WORK TO COMPLETE: Exclude images, then output the remaining data verbatim.
━━━ RAW RECORDS
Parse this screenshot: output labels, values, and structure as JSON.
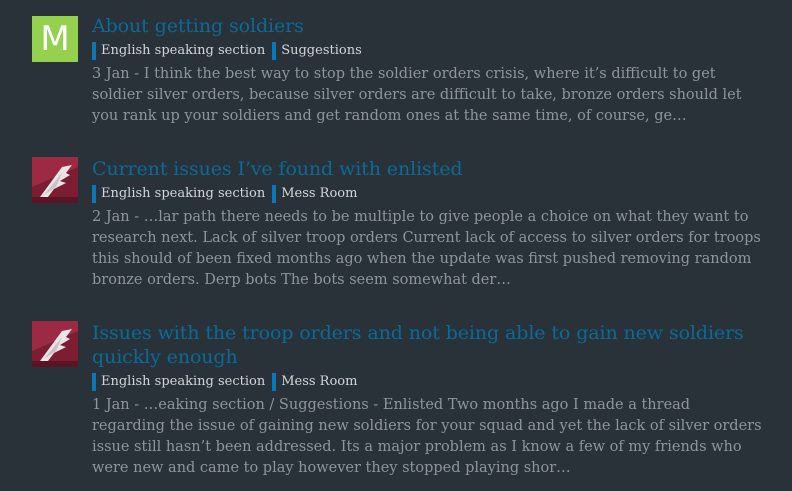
{
  "results": [
    {
      "avatar_letter": "M",
      "title": "About getting soldiers",
      "tags": [
        "English speaking section",
        "Suggestions"
      ],
      "date": "3 Jan",
      "excerpt": " - I think the best way to stop the soldier orders crisis, where it’s difficult to get soldier silver orders, because silver orders are difficult to take, bronze orders should let you rank up your soldiers and get random ones at the same time, of course, ge…"
    },
    {
      "avatar_letter": "",
      "title": "Current issues I’ve found with enlisted",
      "tags": [
        "English speaking section",
        "Mess Room"
      ],
      "date": "2 Jan",
      "excerpt": " - …lar path there needs to be multiple to give people a choice on what they want to research next. Lack of silver troop orders Current lack of access to silver orders for troops this should of been fixed months ago when the update was first pushed removing random bronze orders. Derp bots The bots seem somewhat der…"
    },
    {
      "avatar_letter": "",
      "title": "Issues with the troop orders and not being able to gain new soldiers quickly enough",
      "tags": [
        "English speaking section",
        "Mess Room"
      ],
      "date": "1 Jan",
      "excerpt": " - …eaking section / Suggestions - Enlisted Two months ago I made a thread regarding the issue of gaining new soldiers for your squad and yet the lack of silver orders issue still hasn’t been addressed. Its a major problem as I know a few of my friends who were new and came to play however they stopped playing shor…"
    }
  ]
}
━━━━━━
COMPLETE OUTPUT:
Parse this screenshot: output labels, values, and structure as JSON.
{
  "results": [
    {
      "avatar_letter": "M",
      "title": "About getting soldiers",
      "tags": [
        "English speaking section",
        "Suggestions"
      ],
      "date": "3 Jan",
      "excerpt": " - I think the best way to stop the soldier orders crisis, where it’s difficult to get soldier silver orders, because silver orders are difficult to take, bronze orders should let you rank up your soldiers and get random ones at the same time, of course, ge…"
    },
    {
      "avatar_letter": "",
      "title": "Current issues I’ve found with enlisted",
      "tags": [
        "English speaking section",
        "Mess Room"
      ],
      "date": "2 Jan",
      "excerpt": " - …lar path there needs to be multiple to give people a choice on what they want to research next. Lack of silver troop orders Current lack of access to silver orders for troops this should of been fixed months ago when the update was first pushed removing random bronze orders. Derp bots The bots seem somewhat der…"
    },
    {
      "avatar_letter": "",
      "title": "Issues with the troop orders and not being able to gain new soldiers quickly enough",
      "tags": [
        "English speaking section",
        "Mess Room"
      ],
      "date": "1 Jan",
      "excerpt": " - …eaking section / Suggestions - Enlisted Two months ago I made a thread regarding the issue of gaining new soldiers for your squad and yet the lack of silver orders issue still hasn’t been addressed. Its a major problem as I know a few of my friends who were new and came to play however they stopped playing shor…"
    }
  ]
}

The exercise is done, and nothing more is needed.